The problem » Set down each line of the data below exactly as it stands, dropping the pictures.

Given entries »

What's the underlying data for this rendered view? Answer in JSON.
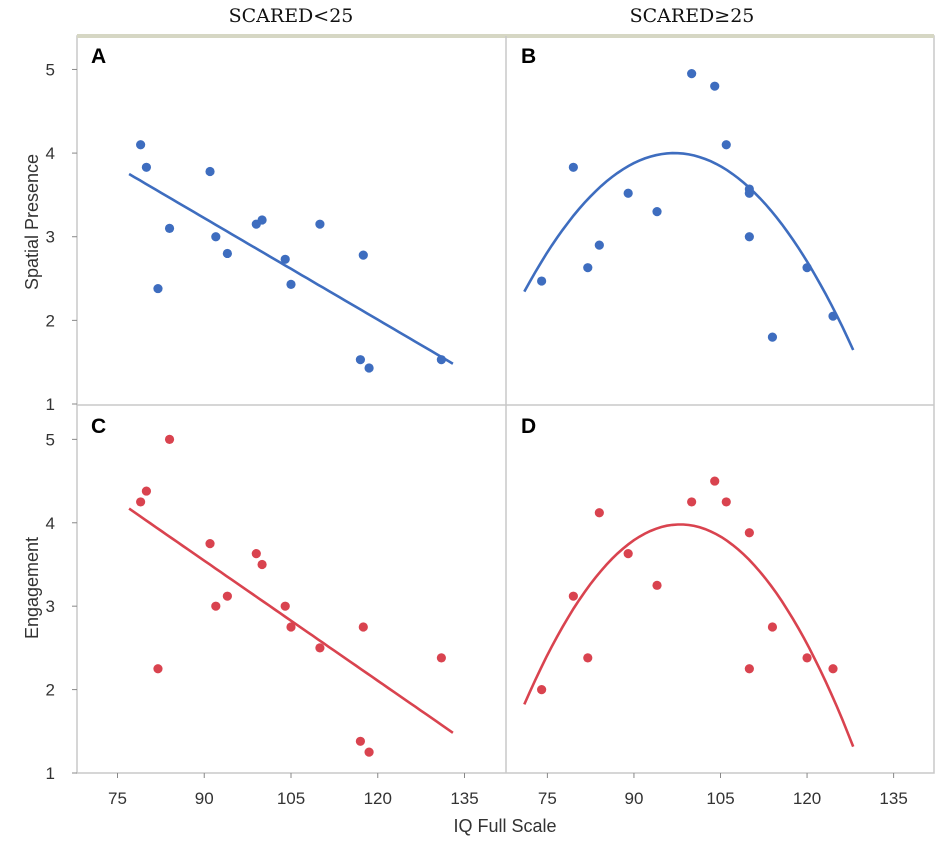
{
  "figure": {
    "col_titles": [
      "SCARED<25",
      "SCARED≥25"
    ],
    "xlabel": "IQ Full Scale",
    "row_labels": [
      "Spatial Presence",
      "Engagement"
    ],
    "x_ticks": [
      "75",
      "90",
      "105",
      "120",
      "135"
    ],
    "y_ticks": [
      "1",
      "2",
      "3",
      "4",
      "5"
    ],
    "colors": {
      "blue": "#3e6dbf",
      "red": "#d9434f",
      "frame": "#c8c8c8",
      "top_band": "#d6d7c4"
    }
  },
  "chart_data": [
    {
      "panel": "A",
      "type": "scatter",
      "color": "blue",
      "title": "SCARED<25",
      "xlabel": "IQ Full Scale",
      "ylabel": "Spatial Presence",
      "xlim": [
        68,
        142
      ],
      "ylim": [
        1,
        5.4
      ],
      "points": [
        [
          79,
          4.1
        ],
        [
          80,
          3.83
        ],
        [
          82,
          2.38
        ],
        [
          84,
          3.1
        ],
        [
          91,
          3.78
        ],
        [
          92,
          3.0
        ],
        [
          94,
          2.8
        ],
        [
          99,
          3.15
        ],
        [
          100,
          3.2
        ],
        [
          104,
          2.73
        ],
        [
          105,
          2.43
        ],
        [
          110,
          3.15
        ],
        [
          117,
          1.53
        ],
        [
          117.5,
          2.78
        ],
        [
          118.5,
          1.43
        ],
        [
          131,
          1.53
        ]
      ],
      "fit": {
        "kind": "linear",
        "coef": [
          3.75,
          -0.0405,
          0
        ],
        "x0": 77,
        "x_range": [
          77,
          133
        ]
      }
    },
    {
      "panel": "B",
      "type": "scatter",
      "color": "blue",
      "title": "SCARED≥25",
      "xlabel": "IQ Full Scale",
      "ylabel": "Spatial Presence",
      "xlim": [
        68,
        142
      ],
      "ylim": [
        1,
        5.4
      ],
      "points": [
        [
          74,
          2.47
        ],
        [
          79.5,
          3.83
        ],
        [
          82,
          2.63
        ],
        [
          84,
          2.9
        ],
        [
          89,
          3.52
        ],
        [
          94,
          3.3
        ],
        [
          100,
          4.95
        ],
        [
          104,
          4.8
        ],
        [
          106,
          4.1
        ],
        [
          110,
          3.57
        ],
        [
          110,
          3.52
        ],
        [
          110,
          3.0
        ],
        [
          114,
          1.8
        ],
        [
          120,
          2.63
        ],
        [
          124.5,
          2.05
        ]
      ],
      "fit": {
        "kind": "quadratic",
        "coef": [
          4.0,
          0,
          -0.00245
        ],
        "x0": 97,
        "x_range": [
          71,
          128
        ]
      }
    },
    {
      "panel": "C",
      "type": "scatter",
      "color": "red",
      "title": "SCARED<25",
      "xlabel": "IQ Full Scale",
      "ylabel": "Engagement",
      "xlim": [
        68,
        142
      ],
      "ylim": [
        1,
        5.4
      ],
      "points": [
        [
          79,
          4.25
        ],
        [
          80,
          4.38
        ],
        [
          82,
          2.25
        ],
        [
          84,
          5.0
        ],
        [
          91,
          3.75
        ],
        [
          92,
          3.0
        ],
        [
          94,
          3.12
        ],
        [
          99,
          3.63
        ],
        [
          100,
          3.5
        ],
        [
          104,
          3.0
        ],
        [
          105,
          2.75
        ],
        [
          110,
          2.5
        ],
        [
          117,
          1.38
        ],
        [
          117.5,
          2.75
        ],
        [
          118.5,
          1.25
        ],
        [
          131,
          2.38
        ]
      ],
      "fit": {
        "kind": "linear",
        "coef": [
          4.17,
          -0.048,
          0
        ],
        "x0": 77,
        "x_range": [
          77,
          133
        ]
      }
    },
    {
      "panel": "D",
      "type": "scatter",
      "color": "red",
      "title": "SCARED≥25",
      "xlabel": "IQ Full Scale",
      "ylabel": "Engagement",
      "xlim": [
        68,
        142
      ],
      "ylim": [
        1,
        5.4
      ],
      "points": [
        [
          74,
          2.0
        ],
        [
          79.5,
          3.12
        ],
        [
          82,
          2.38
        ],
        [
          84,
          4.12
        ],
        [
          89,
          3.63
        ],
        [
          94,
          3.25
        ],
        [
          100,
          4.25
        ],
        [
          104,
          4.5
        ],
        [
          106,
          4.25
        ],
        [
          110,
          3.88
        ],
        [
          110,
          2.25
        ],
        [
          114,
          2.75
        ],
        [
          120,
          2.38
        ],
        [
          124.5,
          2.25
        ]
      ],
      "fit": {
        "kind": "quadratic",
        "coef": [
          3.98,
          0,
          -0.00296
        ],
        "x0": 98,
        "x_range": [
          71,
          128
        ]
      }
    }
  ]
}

Exercise result »
What's the underlying data for this rendered view? Answer in JSON.
{
  "figure": {
    "col_titles": [
      "SCARED<25",
      "SCARED≥25"
    ],
    "xlabel": "IQ Full Scale",
    "row_labels": [
      "Spatial Presence",
      "Engagement"
    ],
    "x_ticks": [
      "75",
      "90",
      "105",
      "120",
      "135"
    ],
    "y_ticks": [
      "1",
      "2",
      "3",
      "4",
      "5"
    ],
    "colors": {
      "blue": "#3e6dbf",
      "red": "#d9434f",
      "frame": "#c8c8c8",
      "top_band": "#d6d7c4"
    }
  },
  "chart_data": [
    {
      "panel": "A",
      "type": "scatter",
      "color": "blue",
      "title": "SCARED<25",
      "xlabel": "IQ Full Scale",
      "ylabel": "Spatial Presence",
      "xlim": [
        68,
        142
      ],
      "ylim": [
        1,
        5.4
      ],
      "points": [
        [
          79,
          4.1
        ],
        [
          80,
          3.83
        ],
        [
          82,
          2.38
        ],
        [
          84,
          3.1
        ],
        [
          91,
          3.78
        ],
        [
          92,
          3.0
        ],
        [
          94,
          2.8
        ],
        [
          99,
          3.15
        ],
        [
          100,
          3.2
        ],
        [
          104,
          2.73
        ],
        [
          105,
          2.43
        ],
        [
          110,
          3.15
        ],
        [
          117,
          1.53
        ],
        [
          117.5,
          2.78
        ],
        [
          118.5,
          1.43
        ],
        [
          131,
          1.53
        ]
      ],
      "fit": {
        "kind": "linear",
        "coef": [
          3.75,
          -0.0405,
          0
        ],
        "x0": 77,
        "x_range": [
          77,
          133
        ]
      }
    },
    {
      "panel": "B",
      "type": "scatter",
      "color": "blue",
      "title": "SCARED≥25",
      "xlabel": "IQ Full Scale",
      "ylabel": "Spatial Presence",
      "xlim": [
        68,
        142
      ],
      "ylim": [
        1,
        5.4
      ],
      "points": [
        [
          74,
          2.47
        ],
        [
          79.5,
          3.83
        ],
        [
          82,
          2.63
        ],
        [
          84,
          2.9
        ],
        [
          89,
          3.52
        ],
        [
          94,
          3.3
        ],
        [
          100,
          4.95
        ],
        [
          104,
          4.8
        ],
        [
          106,
          4.1
        ],
        [
          110,
          3.57
        ],
        [
          110,
          3.52
        ],
        [
          110,
          3.0
        ],
        [
          114,
          1.8
        ],
        [
          120,
          2.63
        ],
        [
          124.5,
          2.05
        ]
      ],
      "fit": {
        "kind": "quadratic",
        "coef": [
          4.0,
          0,
          -0.00245
        ],
        "x0": 97,
        "x_range": [
          71,
          128
        ]
      }
    },
    {
      "panel": "C",
      "type": "scatter",
      "color": "red",
      "title": "SCARED<25",
      "xlabel": "IQ Full Scale",
      "ylabel": "Engagement",
      "xlim": [
        68,
        142
      ],
      "ylim": [
        1,
        5.4
      ],
      "points": [
        [
          79,
          4.25
        ],
        [
          80,
          4.38
        ],
        [
          82,
          2.25
        ],
        [
          84,
          5.0
        ],
        [
          91,
          3.75
        ],
        [
          92,
          3.0
        ],
        [
          94,
          3.12
        ],
        [
          99,
          3.63
        ],
        [
          100,
          3.5
        ],
        [
          104,
          3.0
        ],
        [
          105,
          2.75
        ],
        [
          110,
          2.5
        ],
        [
          117,
          1.38
        ],
        [
          117.5,
          2.75
        ],
        [
          118.5,
          1.25
        ],
        [
          131,
          2.38
        ]
      ],
      "fit": {
        "kind": "linear",
        "coef": [
          4.17,
          -0.048,
          0
        ],
        "x0": 77,
        "x_range": [
          77,
          133
        ]
      }
    },
    {
      "panel": "D",
      "type": "scatter",
      "color": "red",
      "title": "SCARED≥25",
      "xlabel": "IQ Full Scale",
      "ylabel": "Engagement",
      "xlim": [
        68,
        142
      ],
      "ylim": [
        1,
        5.4
      ],
      "points": [
        [
          74,
          2.0
        ],
        [
          79.5,
          3.12
        ],
        [
          82,
          2.38
        ],
        [
          84,
          4.12
        ],
        [
          89,
          3.63
        ],
        [
          94,
          3.25
        ],
        [
          100,
          4.25
        ],
        [
          104,
          4.5
        ],
        [
          106,
          4.25
        ],
        [
          110,
          3.88
        ],
        [
          110,
          2.25
        ],
        [
          114,
          2.75
        ],
        [
          120,
          2.38
        ],
        [
          124.5,
          2.25
        ]
      ],
      "fit": {
        "kind": "quadratic",
        "coef": [
          3.98,
          0,
          -0.00296
        ],
        "x0": 98,
        "x_range": [
          71,
          128
        ]
      }
    }
  ]
}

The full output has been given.